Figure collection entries
^^^^

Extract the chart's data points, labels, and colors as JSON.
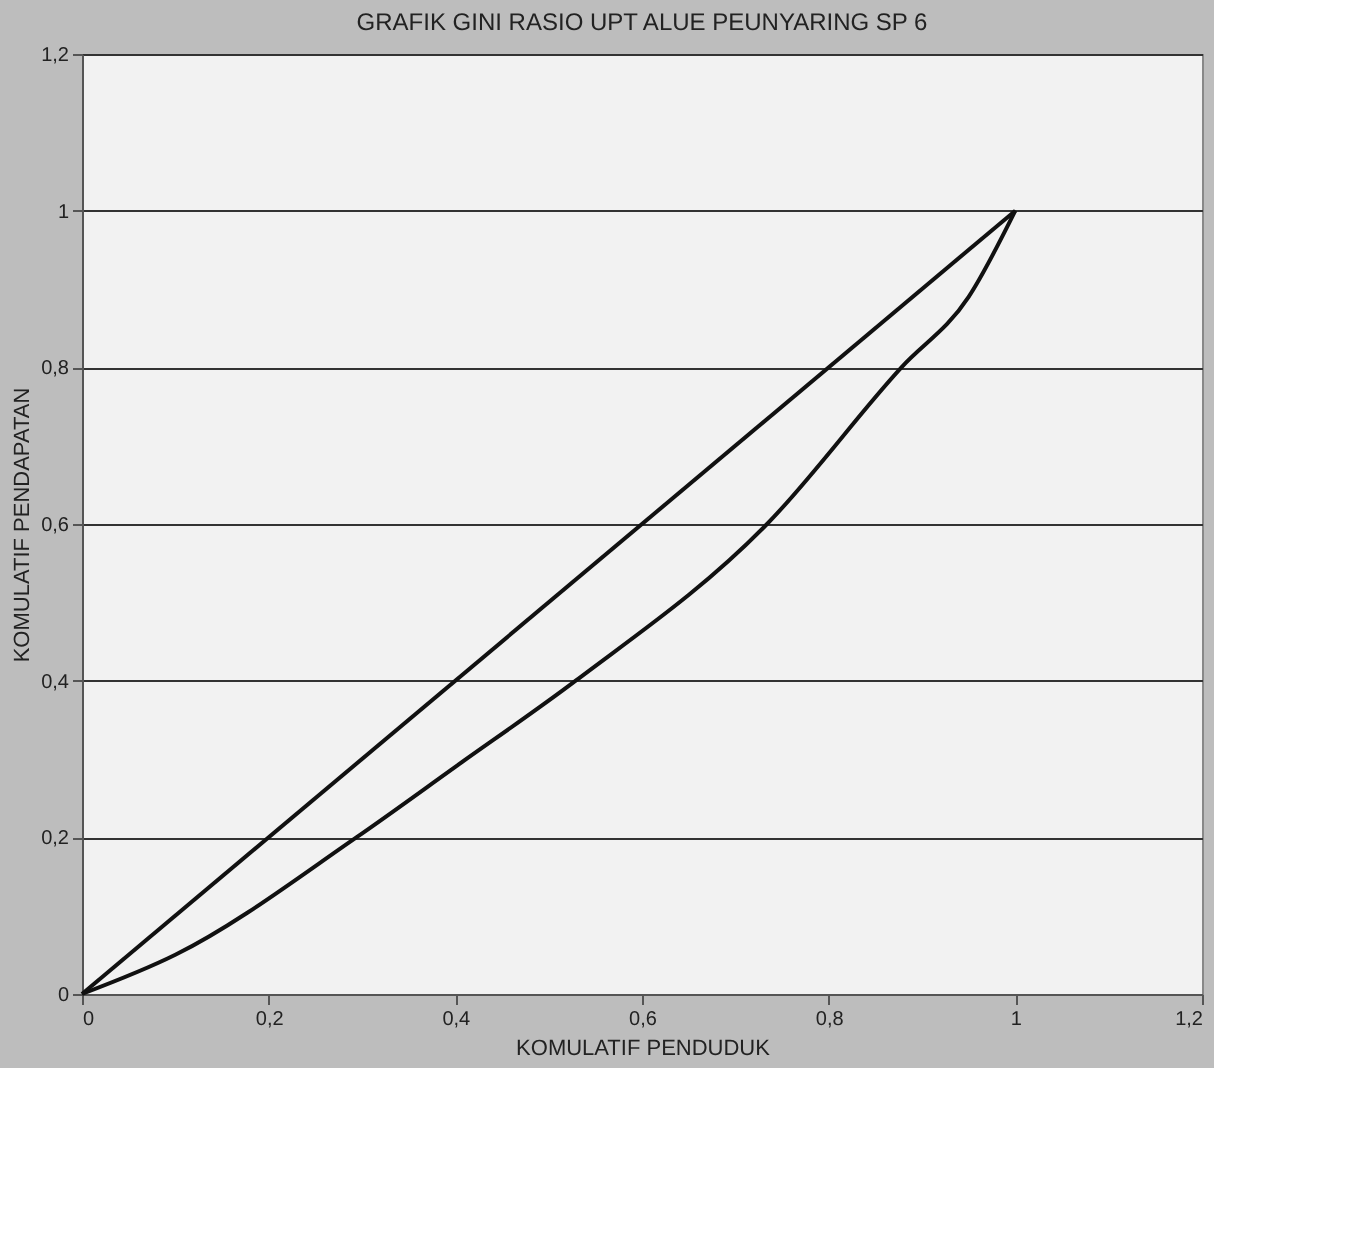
{
  "chart_data": {
    "type": "line",
    "title": "GRAFIK GINI RASIO UPT ALUE PEUNYARING SP 6",
    "xlabel": "KOMULATIF PENDUDUK",
    "ylabel": "KOMULATIF PENDAPATAN",
    "series": [
      {
        "color": "#111111",
        "x": [
          0,
          1
        ],
        "values": [
          0,
          1
        ]
      },
      {
        "color": "#111111",
        "x": [
          0,
          0.1,
          0.294,
          0.4,
          0.529,
          0.734,
          0.878,
          0.95,
          1
        ],
        "values": [
          0,
          0.05,
          0.2,
          0.29,
          0.4,
          0.6,
          0.8,
          0.89,
          1
        ]
      }
    ],
    "xlim": [
      0,
      1.2
    ],
    "ylim": [
      0,
      1.2
    ],
    "xticks": [
      0,
      {
        "value": 0.2,
        "label": "0,2"
      },
      {
        "value": 0.4,
        "label": "0,4"
      },
      {
        "value": 0.6,
        "label": "0,6"
      },
      {
        "value": 0.8,
        "label": "0,8"
      },
      1,
      {
        "value": 1.2,
        "label": "1,2"
      }
    ],
    "yticks": [
      0,
      {
        "value": 0.2,
        "label": "0,2"
      },
      {
        "value": 0.4,
        "label": "0,4"
      },
      {
        "value": 0.6,
        "label": "0,6"
      },
      {
        "value": 0.8,
        "label": "0,8"
      },
      1,
      {
        "value": 1.2,
        "label": "1,2"
      }
    ],
    "grid": "y",
    "marker": "none",
    "line_style": "solid"
  }
}
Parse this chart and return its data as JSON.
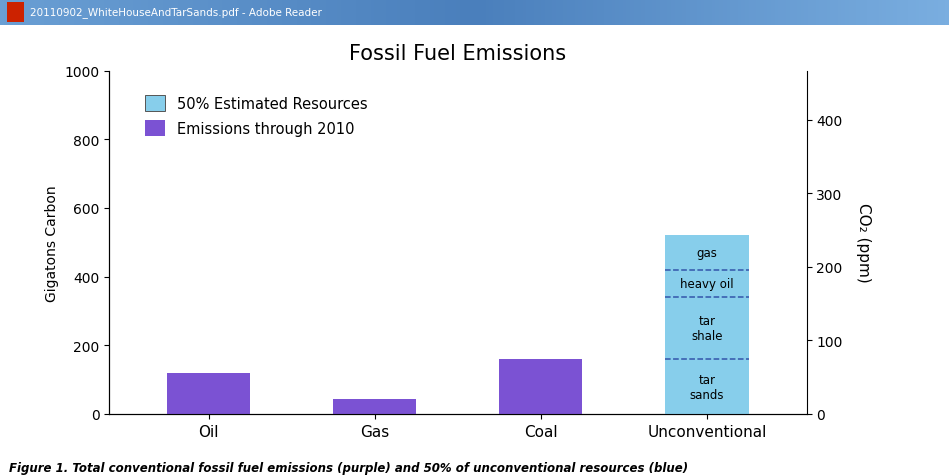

^^^^

Short exercise
Copy the records word for word, leaving no picture in the copy.

Reply
Extract the chart's data points, labels, and colors as JSON.
{
  "chart_data": {
    "type": "line",
    "title": "GRAFIK GINI RASIO UPT ALUE PEUNYARING SP 6",
    "xlabel": "KOMULATIF PENDUDUK",
    "ylabel": "KOMULATIF PENDAPATAN",
    "series": [
      {
        "color": "#111111",
        "x": [
          0,
          1
        ],
        "values": [
          0,
          1
        ]
      },
      {
        "color": "#111111",
        "x": [
          0,
          0.1,
          0.294,
          0.4,
          0.529,
          0.734,
          0.878,
          0.95,
          1
        ],
        "values": [
          0,
          0.05,
          0.2,
          0.29,
          0.4,
          0.6,
          0.8,
          0.89,
          1
        ]
      }
    ],
    "xlim": [
      0,
      1.2
    ],
    "ylim": [
      0,
      1.2
    ],
    "xticks": [
      0,
      {
        "value": 0.2,
        "label": "0,2"
      },
      {
        "value": 0.4,
        "label": "0,4"
      },
      {
        "value": 0.6,
        "label": "0,6"
      },
      {
        "value": 0.8,
        "label": "0,8"
      },
      1,
      {
        "value": 1.2,
        "label": "1,2"
      }
    ],
    "yticks": [
      0,
      {
        "value": 0.2,
        "label": "0,2"
      },
      {
        "value": 0.4,
        "label": "0,4"
      },
      {
        "value": 0.6,
        "label": "0,6"
      },
      {
        "value": 0.8,
        "label": "0,8"
      },
      1,
      {
        "value": 1.2,
        "label": "1,2"
      }
    ],
    "grid": "y",
    "marker": "none",
    "line_style": "solid"
  }
}
Parse this chart and return its data as JSON.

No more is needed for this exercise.